── Extract to read ──

Bangalore-based e-commerce consultancy firm Ace Turtle Services Pvt. Ltd is looking to double its revenues and customer base next financial year on the back of its planned international foray and launch of an analytics product.
Berry Singh, co-founder and COO of Ace Turtle, told VCCircle that the company had a revenue run rate of $4 million (Rs 26 crore) for FY17-18, which was poised to reach $8 million (Rs 52 crore) by FY18-19. “We are recording 25% month-on-month growth. At this rate, we should attain breakeven at the company level in two years' time” Singh added.
The startup, founded in 2013 by Singh and Nitin Chhabra, helps offline brands go online by providing technology, customer support, marketing solutions and analytics via an integrated platform.
Ace Turtle currently caters to over 20 large brands from the fashion industry, including names like Puma, Ed Hardy, Arrow, US Polo, Flying Machine, Fossil and Ray-Ban, among others. It is about to ink deals with an additional 8-10 fashion brands.
Going ahead, the company is also looking to diversify into the fast-moving consumer goods and consumer durables space.
Focus on large brands
E-commerce enablers typically serve two broad categories of clients—large brands, and small and medium enterprises (SMEs). Ace Turtle, which caters only to large brands, has no plans to diversify its offerings to cater to SMEs.
“Our technology platform fits best with brands that do large volumes of business... enterprise brands.

───
── Source material ──

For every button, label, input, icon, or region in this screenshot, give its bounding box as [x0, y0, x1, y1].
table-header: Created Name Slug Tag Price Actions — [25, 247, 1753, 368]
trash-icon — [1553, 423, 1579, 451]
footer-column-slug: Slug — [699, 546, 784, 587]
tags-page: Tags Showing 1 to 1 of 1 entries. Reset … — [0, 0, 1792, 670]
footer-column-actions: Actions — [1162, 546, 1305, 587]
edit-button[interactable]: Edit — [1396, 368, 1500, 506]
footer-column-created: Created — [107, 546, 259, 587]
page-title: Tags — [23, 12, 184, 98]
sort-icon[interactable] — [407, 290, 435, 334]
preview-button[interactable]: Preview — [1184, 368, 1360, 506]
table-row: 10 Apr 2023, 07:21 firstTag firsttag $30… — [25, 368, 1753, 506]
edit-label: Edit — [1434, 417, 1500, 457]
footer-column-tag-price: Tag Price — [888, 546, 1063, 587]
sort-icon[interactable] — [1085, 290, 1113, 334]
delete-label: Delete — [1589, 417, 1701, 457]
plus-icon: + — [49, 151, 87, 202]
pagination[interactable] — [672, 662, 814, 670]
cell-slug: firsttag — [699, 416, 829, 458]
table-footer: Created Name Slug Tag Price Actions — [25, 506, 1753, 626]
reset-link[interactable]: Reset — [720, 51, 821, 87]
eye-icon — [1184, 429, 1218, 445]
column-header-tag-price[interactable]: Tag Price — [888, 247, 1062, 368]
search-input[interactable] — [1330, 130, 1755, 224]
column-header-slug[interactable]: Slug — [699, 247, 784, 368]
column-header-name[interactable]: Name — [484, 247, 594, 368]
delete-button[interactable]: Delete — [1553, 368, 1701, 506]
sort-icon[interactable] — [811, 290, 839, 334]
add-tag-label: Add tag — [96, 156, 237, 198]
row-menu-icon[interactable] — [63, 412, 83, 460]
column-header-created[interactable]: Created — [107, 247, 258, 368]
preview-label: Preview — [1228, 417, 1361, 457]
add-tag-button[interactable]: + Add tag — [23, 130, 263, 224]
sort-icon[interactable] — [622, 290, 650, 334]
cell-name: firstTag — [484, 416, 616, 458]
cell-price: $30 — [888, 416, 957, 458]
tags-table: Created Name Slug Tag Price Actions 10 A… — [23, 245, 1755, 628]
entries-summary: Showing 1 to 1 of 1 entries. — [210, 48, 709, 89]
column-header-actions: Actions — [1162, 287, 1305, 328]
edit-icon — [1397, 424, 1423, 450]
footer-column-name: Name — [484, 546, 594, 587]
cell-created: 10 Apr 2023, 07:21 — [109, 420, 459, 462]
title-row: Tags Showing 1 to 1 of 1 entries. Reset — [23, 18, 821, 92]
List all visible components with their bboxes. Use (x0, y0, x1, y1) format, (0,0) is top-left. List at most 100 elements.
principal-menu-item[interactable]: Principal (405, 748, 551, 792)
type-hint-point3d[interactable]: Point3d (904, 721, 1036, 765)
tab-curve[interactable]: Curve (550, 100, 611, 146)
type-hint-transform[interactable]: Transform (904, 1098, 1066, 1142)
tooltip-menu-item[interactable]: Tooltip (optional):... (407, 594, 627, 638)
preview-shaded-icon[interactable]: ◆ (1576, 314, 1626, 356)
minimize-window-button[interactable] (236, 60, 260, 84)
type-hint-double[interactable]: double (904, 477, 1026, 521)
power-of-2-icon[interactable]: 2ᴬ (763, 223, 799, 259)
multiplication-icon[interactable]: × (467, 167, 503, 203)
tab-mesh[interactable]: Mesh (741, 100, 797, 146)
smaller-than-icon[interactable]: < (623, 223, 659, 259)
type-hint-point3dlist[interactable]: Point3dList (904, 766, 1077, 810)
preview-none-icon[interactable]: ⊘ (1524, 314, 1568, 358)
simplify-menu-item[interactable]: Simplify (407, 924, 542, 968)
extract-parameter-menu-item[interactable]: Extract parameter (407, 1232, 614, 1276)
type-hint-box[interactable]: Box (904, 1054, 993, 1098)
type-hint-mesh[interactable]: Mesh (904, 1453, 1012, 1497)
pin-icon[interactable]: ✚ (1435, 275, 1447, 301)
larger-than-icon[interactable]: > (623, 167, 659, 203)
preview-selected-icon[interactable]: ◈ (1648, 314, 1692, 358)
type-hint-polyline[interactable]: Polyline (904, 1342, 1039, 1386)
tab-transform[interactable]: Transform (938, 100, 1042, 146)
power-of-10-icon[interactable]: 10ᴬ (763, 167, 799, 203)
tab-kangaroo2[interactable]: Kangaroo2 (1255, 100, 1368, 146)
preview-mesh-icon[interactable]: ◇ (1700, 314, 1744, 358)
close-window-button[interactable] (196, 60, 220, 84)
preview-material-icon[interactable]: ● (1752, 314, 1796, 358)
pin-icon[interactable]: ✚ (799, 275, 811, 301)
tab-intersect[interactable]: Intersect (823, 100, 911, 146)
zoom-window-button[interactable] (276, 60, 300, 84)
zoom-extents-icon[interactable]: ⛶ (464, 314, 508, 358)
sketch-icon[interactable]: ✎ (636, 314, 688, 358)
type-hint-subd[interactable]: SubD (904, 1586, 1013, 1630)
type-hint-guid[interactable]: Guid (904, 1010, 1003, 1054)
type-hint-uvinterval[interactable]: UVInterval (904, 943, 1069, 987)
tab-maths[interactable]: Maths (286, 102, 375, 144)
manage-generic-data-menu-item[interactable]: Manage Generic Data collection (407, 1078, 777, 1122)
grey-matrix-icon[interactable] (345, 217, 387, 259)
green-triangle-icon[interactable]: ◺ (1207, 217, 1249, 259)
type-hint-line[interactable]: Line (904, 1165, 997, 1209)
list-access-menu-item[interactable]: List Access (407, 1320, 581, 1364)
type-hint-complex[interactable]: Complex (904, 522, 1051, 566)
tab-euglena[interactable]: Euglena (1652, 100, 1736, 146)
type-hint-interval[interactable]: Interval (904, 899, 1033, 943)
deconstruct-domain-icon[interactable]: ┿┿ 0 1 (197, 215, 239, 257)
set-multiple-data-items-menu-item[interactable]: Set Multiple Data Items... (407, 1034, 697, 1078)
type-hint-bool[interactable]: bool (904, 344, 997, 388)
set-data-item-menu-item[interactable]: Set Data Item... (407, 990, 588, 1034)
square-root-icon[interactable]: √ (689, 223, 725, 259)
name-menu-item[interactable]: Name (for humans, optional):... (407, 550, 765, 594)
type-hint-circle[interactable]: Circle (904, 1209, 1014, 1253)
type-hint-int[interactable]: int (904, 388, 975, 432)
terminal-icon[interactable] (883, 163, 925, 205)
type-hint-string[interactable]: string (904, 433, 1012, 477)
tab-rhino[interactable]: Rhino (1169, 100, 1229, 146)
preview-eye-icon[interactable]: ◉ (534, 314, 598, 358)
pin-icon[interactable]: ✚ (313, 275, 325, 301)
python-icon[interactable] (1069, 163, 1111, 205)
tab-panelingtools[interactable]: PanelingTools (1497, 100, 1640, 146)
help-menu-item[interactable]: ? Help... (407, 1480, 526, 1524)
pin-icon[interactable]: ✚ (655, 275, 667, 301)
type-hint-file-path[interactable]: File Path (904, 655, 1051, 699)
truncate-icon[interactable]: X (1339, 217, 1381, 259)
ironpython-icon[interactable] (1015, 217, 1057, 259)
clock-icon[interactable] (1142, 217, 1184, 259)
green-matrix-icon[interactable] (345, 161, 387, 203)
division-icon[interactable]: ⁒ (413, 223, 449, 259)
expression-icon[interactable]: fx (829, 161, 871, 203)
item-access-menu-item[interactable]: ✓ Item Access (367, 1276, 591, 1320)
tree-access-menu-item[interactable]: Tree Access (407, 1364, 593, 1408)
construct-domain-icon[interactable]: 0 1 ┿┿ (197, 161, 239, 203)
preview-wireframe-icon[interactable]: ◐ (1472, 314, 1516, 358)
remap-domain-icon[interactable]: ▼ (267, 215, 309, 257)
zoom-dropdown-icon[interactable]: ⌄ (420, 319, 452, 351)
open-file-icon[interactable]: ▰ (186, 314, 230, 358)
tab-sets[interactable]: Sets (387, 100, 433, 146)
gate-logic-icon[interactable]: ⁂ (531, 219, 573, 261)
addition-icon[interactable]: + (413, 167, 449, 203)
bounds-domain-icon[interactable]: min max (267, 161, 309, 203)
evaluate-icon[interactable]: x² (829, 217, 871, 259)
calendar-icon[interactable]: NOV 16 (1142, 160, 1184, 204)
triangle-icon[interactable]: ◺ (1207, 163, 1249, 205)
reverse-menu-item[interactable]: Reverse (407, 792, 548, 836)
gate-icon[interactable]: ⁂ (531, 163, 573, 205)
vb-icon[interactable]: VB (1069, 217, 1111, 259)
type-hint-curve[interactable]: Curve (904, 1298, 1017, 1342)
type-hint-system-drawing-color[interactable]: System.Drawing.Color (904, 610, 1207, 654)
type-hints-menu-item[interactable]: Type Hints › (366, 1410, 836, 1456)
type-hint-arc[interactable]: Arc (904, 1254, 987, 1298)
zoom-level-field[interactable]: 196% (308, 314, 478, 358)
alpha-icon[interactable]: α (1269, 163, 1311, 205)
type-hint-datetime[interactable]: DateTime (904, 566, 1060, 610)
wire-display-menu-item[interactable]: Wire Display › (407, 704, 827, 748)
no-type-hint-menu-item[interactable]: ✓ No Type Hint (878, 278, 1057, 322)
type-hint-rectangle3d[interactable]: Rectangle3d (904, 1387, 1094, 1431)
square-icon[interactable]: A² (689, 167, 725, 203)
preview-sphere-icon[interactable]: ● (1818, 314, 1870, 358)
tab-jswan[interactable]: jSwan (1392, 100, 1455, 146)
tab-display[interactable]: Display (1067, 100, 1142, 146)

───

▶ **Exercise**
Reproduce the part of the Ace Turtle article that opens with the words containing "Focus on large" and closes with "cater to SMEs.", swapping "large brands" for "big brands".

▶ **Finished exercise**
Focus on big brands
E-commerce enablers typically serve two broad categories of clients—big brands, and small and medium enterprises (SMEs). Ace Turtle, which caters only to big brands, has no plans to diversify its offerings to cater to SMEs.